What you have to do:
Return each line of the data below verbatim; pictures are to be left out.

Information shown:
● ● ● ● ●

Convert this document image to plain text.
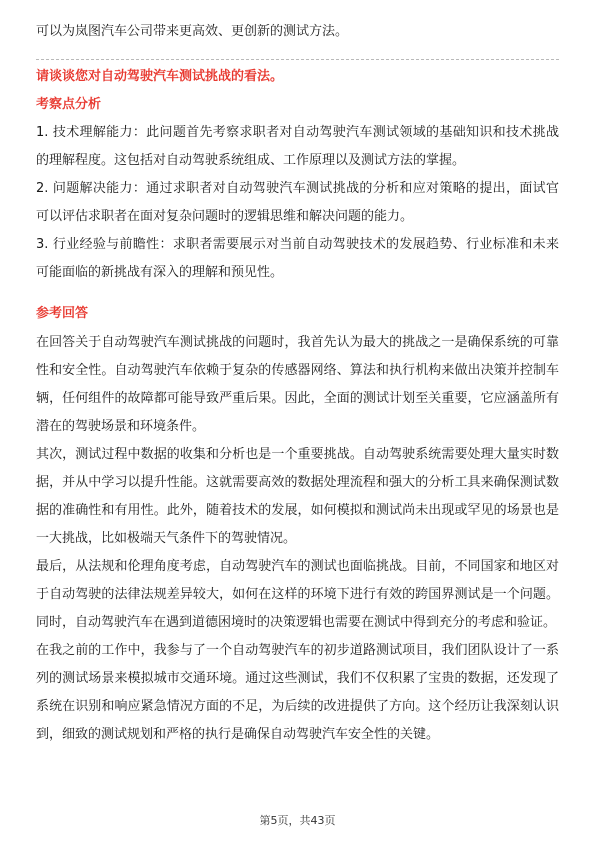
可以为岚图汽车公司带来更高效、更创新的测试方法。
请谈谈您对自动驾驶汽车测试挑战的看法。
考察点分析

1. 技术理解能力：此问题首先考察求职者对自动驾驶汽车测试领域的基础知识和技术挑战的理解程度。这包括对自动驾驶系统组成、工作原理以及测试方法的掌握。

2. 问题解决能力：通过求职者对自动驾驶汽车测试挑战的分析和应对策略的提出，面试官可以评估求职者在面对复杂问题时的逻辑思维和解决问题的能力。

3. 行业经验与前瞻性：求职者需要展示对当前自动驾驶技术的发展趋势、行业标准和未来可能面临的新挑战有深入的理解和预见性。

参考回答

在回答关于自动驾驶汽车测试挑战的问题时，我首先认为最大的挑战之一是确保系统的可靠性和安全性。自动驾驶汽车依赖于复杂的传感器网络、算法和执行机构来做出决策并控制车辆，任何组件的故障都可能导致严重后果。因此，全面的测试计划至关重要，它应涵盖所有潜在的驾驶场景和环境条件。

其次，测试过程中数据的收集和分析也是一个重要挑战。自动驾驶系统需要处理大量实时数据，并从中学习以提升性能。这就需要高效的数据处理流程和强大的分析工具来确保测试数据的准确性和有用性。此外，随着技术的发展，如何模拟和测试尚未出现或罕见的场景也是一大挑战，比如极端天气条件下的驾驶情况。

最后，从法规和伦理角度考虑，自动驾驶汽车的测试也面临挑战。目前，不同国家和地区对于自动驾驶的法律法规差异较大，如何在这样的环境下进行有效的跨国界测试是一个问题。同时，自动驾驶汽车在遇到道德困境时的决策逻辑也需要在测试中得到充分的考虑和验证。

在我之前的工作中，我参与了一个自动驾驶汽车的初步道路测试项目，我们团队设计了一系列的测试场景来模拟城市交通环境。通过这些测试，我们不仅积累了宝贵的数据，还发现了系统在识别和响应紧急情况方面的不足，为后续的改进提供了方向。这个经历让我深刻认识到，细致的测试规划和严格的执行是确保自动驾驶汽车安全性的关键。

第5页，共43页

● ● ● ● ●

Result of the exercise:
Convert this document image to plain text.
可以为岚图汽车公司带来更高效、更创新的测试方法。
请谈谈您对自动驾驶汽车测试挑战的看法。
考察点分析

1. 技术理解能力：此问题首先考察求职者对自动驾驶汽车测试领域的基础知识和技术挑战的理解程度。这包括对自动驾驶系统组成、工作原理以及测试方法的掌握。

2. 问题解决能力：通过求职者对自动驾驶汽车测试挑战的分析和应对策略的提出，面试官可以评估求职者在面对复杂问题时的逻辑思维和解决问题的能力。

3. 行业经验与前瞻性：求职者需要展示对当前自动驾驶技术的发展趋势、行业标准和未来可能面临的新挑战有深入的理解和预见性。

参考回答

在回答关于自动驾驶汽车测试挑战的问题时，我首先认为最大的挑战之一是确保系统的可靠性和安全性。自动驾驶汽车依赖于复杂的传感器网络、算法和执行机构来做出决策并控制车辆，任何组件的故障都可能导致严重后果。因此，全面的测试计划至关重要，它应涵盖所有潜在的驾驶场景和环境条件。

其次，测试过程中数据的收集和分析也是一个重要挑战。自动驾驶系统需要处理大量实时数据，并从中学习以提升性能。这就需要高效的数据处理流程和强大的分析工具来确保测试数据的准确性和有用性。此外，随着技术的发展，如何模拟和测试尚未出现或罕见的场景也是一大挑战，比如极端天气条件下的驾驶情况。

最后，从法规和伦理角度考虑，自动驾驶汽车的测试也面临挑战。目前，不同国家和地区对于自动驾驶的法律法规差异较大，如何在这样的环境下进行有效的跨国界测试是一个问题。同时，自动驾驶汽车在遇到道德困境时的决策逻辑也需要在测试中得到充分的考虑和验证。

在我之前的工作中，我参与了一个自动驾驶汽车的初步道路测试项目，我们团队设计了一系列的测试场景来模拟城市交通环境。通过这些测试，我们不仅积累了宝贵的数据，还发现了系统在识别和响应紧急情况方面的不足，为后续的改进提供了方向。这个经历让我深刻认识到，细致的测试规划和严格的执行是确保自动驾驶汽车安全性的关键。

第5页，共43页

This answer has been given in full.